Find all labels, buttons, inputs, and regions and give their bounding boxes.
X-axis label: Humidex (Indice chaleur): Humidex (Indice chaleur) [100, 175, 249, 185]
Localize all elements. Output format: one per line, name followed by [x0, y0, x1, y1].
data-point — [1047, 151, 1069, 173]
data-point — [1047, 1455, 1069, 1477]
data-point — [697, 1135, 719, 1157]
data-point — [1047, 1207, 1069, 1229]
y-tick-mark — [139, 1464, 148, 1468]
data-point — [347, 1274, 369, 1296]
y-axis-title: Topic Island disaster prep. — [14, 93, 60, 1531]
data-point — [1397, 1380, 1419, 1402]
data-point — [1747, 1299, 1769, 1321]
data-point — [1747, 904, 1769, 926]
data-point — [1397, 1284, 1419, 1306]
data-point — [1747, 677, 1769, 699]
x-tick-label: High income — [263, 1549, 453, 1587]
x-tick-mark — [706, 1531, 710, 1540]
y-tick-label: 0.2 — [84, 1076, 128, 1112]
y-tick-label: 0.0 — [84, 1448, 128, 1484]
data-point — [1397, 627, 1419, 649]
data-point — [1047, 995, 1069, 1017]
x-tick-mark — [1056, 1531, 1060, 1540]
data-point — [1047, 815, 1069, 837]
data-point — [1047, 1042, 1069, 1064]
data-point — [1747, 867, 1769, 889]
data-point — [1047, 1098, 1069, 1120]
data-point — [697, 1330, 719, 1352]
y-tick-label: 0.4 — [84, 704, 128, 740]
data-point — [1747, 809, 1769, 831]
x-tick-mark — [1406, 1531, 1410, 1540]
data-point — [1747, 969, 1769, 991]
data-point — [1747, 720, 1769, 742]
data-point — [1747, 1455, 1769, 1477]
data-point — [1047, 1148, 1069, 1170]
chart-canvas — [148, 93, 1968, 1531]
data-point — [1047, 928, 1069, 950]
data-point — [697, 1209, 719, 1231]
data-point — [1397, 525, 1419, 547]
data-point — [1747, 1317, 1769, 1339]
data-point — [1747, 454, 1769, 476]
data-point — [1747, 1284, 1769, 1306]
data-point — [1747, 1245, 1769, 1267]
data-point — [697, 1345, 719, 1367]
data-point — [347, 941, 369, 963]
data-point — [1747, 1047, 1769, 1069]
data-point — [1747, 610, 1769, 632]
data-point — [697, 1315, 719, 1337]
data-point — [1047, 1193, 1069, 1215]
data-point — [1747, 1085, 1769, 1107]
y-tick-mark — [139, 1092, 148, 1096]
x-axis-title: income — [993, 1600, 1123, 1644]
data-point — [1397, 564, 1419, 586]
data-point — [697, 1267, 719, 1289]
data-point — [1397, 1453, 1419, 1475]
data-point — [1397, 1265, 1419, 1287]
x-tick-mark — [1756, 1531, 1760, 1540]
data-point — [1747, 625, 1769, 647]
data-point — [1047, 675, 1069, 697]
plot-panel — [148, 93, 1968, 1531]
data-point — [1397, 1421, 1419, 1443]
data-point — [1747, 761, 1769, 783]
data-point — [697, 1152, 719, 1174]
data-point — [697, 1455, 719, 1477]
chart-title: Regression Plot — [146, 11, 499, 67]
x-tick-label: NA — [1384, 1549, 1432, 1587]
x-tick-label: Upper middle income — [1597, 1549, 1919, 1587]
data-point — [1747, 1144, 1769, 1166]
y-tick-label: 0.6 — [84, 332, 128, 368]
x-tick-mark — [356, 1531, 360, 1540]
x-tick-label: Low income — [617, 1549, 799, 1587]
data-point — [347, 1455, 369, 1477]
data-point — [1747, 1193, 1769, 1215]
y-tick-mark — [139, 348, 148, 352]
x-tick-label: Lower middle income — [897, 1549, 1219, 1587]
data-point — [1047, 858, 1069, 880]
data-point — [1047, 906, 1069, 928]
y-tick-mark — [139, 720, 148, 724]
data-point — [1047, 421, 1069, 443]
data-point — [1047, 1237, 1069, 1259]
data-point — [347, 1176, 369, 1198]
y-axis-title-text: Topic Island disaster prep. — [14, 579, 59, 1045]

________

**What to do:** Rewrite the items above, changing every "data-point" to "marker" and leaving everything else as it is.

**Answer:**
Find all labels, buttons, inputs, and regions and give their bounding boxes.
X-axis label: Humidex (Indice chaleur): Humidex (Indice chaleur) [100, 175, 249, 185]
Localize all elements. Output format: one per line, name followed by [x0, y0, x1, y1].
marker — [1047, 151, 1069, 173]
marker — [1047, 1455, 1069, 1477]
marker — [697, 1135, 719, 1157]
marker — [1047, 1207, 1069, 1229]
y-tick-mark — [139, 1464, 148, 1468]
marker — [347, 1274, 369, 1296]
y-axis-title: Topic Island disaster prep. — [14, 93, 60, 1531]
marker — [1397, 1380, 1419, 1402]
marker — [1747, 1299, 1769, 1321]
marker — [1747, 904, 1769, 926]
marker — [1397, 1284, 1419, 1306]
marker — [1747, 677, 1769, 699]
x-tick-label: High income — [263, 1549, 453, 1587]
x-tick-mark — [706, 1531, 710, 1540]
y-tick-label: 0.2 — [84, 1076, 128, 1112]
y-tick-label: 0.0 — [84, 1448, 128, 1484]
marker — [1397, 627, 1419, 649]
marker — [1047, 995, 1069, 1017]
x-tick-mark — [1056, 1531, 1060, 1540]
marker — [1047, 815, 1069, 837]
marker — [1047, 1042, 1069, 1064]
marker — [1747, 867, 1769, 889]
marker — [1047, 1098, 1069, 1120]
marker — [697, 1330, 719, 1352]
y-tick-label: 0.4 — [84, 704, 128, 740]
marker — [1747, 809, 1769, 831]
x-tick-mark — [1406, 1531, 1410, 1540]
marker — [1747, 969, 1769, 991]
marker — [1747, 720, 1769, 742]
marker — [1747, 1455, 1769, 1477]
marker — [1047, 1148, 1069, 1170]
chart-canvas — [148, 93, 1968, 1531]
marker — [1047, 928, 1069, 950]
marker — [697, 1209, 719, 1231]
marker — [1397, 525, 1419, 547]
marker — [1747, 1317, 1769, 1339]
marker — [1747, 454, 1769, 476]
marker — [1747, 1284, 1769, 1306]
marker — [1747, 1245, 1769, 1267]
marker — [697, 1345, 719, 1367]
marker — [347, 941, 369, 963]
marker — [1747, 1047, 1769, 1069]
marker — [1747, 610, 1769, 632]
marker — [697, 1315, 719, 1337]
marker — [1047, 1193, 1069, 1215]
marker — [1747, 1085, 1769, 1107]
y-tick-mark — [139, 1092, 148, 1096]
x-axis-title: income — [993, 1600, 1123, 1644]
marker — [1397, 564, 1419, 586]
marker — [697, 1267, 719, 1289]
marker — [1397, 1453, 1419, 1475]
marker — [1397, 1265, 1419, 1287]
x-tick-mark — [1756, 1531, 1760, 1540]
marker — [1747, 625, 1769, 647]
marker — [1047, 675, 1069, 697]
plot-panel — [148, 93, 1968, 1531]
marker — [1397, 1421, 1419, 1443]
marker — [1747, 761, 1769, 783]
marker — [697, 1152, 719, 1174]
marker — [697, 1455, 719, 1477]
chart-title: Regression Plot — [146, 11, 499, 67]
x-tick-label: NA — [1384, 1549, 1432, 1587]
x-tick-label: Upper middle income — [1597, 1549, 1919, 1587]
marker — [1747, 1144, 1769, 1166]
y-tick-label: 0.6 — [84, 332, 128, 368]
x-tick-mark — [356, 1531, 360, 1540]
x-tick-label: Low income — [617, 1549, 799, 1587]
marker — [347, 1455, 369, 1477]
marker — [1747, 1193, 1769, 1215]
y-tick-mark — [139, 348, 148, 352]
x-tick-label: Lower middle income — [897, 1549, 1219, 1587]
marker — [1047, 858, 1069, 880]
marker — [1047, 906, 1069, 928]
y-tick-mark — [139, 720, 148, 724]
marker — [1047, 421, 1069, 443]
marker — [1047, 1237, 1069, 1259]
marker — [347, 1176, 369, 1198]
y-axis-title-text: Topic Island disaster prep. — [14, 579, 59, 1045]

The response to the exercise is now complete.